* **TASK GOAL**
From the entries provided below, copy each line that contains the word "What".

— start of AVAILABLE DATA —

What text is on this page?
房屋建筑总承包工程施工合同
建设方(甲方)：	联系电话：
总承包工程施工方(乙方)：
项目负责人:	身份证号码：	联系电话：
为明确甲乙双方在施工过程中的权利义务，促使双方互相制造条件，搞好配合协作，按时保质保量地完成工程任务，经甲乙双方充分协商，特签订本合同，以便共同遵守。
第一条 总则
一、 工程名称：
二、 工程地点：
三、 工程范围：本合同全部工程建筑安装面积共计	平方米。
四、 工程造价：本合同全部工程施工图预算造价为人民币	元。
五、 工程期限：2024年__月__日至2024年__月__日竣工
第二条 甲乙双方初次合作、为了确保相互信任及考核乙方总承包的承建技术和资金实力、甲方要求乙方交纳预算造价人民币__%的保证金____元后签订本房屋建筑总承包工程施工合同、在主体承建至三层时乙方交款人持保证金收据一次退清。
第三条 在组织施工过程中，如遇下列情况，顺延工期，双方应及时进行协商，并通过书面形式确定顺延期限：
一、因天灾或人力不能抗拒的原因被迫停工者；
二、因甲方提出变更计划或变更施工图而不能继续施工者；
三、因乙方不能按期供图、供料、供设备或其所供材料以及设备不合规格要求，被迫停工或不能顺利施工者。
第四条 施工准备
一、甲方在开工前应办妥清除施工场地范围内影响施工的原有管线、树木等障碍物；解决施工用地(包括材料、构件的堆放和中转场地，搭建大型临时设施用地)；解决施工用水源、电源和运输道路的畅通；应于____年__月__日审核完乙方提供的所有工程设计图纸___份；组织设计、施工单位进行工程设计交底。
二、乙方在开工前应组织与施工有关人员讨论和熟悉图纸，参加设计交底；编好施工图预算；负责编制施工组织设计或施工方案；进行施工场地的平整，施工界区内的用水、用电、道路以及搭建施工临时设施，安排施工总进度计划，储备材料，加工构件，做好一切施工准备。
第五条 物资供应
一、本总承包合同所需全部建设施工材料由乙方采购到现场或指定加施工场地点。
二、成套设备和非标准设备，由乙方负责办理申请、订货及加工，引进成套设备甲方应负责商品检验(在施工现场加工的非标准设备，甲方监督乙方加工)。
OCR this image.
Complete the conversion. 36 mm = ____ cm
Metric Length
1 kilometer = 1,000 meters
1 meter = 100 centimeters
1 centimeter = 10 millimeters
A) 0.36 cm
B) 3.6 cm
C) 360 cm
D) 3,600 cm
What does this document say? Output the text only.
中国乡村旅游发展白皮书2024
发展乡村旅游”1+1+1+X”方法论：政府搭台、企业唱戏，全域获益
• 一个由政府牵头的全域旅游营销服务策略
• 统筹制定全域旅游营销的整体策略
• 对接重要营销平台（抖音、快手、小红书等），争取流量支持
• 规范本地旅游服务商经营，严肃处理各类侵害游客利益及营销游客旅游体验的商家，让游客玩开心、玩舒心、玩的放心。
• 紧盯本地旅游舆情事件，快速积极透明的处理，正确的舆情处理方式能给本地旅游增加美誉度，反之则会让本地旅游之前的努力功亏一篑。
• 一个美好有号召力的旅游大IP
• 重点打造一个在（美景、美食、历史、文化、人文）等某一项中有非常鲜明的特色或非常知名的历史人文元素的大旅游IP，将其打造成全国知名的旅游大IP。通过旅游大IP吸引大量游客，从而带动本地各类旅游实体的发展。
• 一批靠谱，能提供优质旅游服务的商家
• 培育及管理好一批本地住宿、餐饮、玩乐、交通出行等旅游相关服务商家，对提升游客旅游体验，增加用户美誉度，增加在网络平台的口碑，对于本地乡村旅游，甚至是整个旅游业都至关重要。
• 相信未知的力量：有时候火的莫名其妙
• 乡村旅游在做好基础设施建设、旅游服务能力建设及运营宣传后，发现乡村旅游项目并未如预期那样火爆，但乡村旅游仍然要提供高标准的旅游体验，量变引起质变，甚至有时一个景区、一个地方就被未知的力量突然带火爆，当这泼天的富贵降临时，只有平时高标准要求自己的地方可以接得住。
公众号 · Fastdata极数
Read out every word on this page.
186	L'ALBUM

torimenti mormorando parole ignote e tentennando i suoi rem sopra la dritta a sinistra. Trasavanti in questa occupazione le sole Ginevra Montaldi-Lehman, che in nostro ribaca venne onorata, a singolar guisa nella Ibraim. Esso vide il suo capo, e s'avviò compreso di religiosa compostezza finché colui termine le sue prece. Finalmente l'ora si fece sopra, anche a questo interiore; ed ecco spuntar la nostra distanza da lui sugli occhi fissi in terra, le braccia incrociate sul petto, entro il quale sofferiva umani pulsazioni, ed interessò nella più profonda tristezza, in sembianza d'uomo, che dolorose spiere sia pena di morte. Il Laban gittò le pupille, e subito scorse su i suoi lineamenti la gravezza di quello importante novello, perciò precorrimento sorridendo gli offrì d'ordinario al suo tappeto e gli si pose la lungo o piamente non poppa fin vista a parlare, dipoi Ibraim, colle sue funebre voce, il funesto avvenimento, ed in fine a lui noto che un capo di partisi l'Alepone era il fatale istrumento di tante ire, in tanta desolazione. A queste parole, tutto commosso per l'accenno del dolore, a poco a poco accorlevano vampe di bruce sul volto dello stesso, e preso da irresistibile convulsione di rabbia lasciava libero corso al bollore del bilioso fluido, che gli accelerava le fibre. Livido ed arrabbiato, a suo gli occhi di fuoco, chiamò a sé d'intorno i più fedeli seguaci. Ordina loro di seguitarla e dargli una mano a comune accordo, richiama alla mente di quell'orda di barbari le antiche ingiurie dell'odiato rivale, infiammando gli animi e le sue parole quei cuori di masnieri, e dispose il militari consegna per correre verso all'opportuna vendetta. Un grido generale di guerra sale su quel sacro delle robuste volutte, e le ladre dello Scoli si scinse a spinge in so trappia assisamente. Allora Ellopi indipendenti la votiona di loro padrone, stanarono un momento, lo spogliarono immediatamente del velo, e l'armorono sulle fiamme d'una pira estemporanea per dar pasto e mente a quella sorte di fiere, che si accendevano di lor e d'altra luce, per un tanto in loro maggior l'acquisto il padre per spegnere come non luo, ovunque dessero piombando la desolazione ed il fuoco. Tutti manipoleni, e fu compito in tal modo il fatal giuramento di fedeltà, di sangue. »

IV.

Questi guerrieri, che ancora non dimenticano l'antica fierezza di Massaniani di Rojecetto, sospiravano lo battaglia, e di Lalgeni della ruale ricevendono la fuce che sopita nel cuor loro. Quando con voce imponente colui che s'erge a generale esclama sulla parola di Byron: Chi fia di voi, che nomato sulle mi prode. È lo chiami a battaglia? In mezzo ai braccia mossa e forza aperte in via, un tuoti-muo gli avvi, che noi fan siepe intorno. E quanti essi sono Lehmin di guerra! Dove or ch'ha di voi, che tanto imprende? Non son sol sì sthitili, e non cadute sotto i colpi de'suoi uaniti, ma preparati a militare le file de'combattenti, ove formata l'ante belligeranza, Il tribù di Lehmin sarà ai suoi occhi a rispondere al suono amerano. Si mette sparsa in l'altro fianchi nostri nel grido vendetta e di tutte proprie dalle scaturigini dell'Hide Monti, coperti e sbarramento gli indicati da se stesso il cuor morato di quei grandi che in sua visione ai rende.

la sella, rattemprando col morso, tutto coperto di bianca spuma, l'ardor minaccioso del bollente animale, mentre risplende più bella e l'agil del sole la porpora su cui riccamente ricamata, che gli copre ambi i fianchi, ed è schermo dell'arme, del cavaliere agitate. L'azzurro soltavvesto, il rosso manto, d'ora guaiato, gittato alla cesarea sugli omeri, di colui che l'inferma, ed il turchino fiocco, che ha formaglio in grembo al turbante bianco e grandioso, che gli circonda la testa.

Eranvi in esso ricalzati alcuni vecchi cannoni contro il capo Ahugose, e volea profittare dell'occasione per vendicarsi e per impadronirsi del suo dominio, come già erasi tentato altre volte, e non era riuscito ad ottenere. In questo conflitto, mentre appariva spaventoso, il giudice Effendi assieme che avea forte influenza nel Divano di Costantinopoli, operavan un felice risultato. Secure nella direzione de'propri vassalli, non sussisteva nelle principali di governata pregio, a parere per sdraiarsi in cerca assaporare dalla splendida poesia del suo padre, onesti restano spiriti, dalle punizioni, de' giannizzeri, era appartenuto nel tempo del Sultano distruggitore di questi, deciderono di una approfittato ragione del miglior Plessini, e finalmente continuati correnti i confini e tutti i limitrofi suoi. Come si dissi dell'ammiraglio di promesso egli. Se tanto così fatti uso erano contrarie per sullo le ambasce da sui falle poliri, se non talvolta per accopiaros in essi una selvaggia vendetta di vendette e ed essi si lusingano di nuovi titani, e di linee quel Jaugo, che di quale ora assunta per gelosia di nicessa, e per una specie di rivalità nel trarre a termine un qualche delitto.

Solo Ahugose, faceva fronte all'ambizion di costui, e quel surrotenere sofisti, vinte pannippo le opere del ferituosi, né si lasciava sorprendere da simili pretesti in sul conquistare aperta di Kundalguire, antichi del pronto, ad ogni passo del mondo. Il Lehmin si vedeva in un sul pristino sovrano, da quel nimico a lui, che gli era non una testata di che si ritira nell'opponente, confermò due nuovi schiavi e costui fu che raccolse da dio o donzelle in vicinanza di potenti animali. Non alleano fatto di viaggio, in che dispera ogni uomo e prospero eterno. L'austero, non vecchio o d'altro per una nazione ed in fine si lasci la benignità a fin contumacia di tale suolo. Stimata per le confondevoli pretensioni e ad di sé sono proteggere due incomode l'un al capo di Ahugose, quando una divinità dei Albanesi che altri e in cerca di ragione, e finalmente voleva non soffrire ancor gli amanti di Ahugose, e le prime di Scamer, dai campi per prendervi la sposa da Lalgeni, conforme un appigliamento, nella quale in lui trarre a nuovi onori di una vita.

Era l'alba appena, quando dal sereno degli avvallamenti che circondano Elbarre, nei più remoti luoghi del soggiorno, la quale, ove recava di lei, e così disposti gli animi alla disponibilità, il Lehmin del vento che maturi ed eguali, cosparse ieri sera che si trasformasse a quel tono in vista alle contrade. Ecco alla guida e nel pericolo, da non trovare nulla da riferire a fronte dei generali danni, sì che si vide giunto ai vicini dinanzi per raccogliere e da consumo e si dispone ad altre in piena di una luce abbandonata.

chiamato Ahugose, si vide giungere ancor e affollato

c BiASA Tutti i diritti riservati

— end of AVAILABLE DATA —

* **REPLY**
What text is on this page?
What does this document say? Output the text only.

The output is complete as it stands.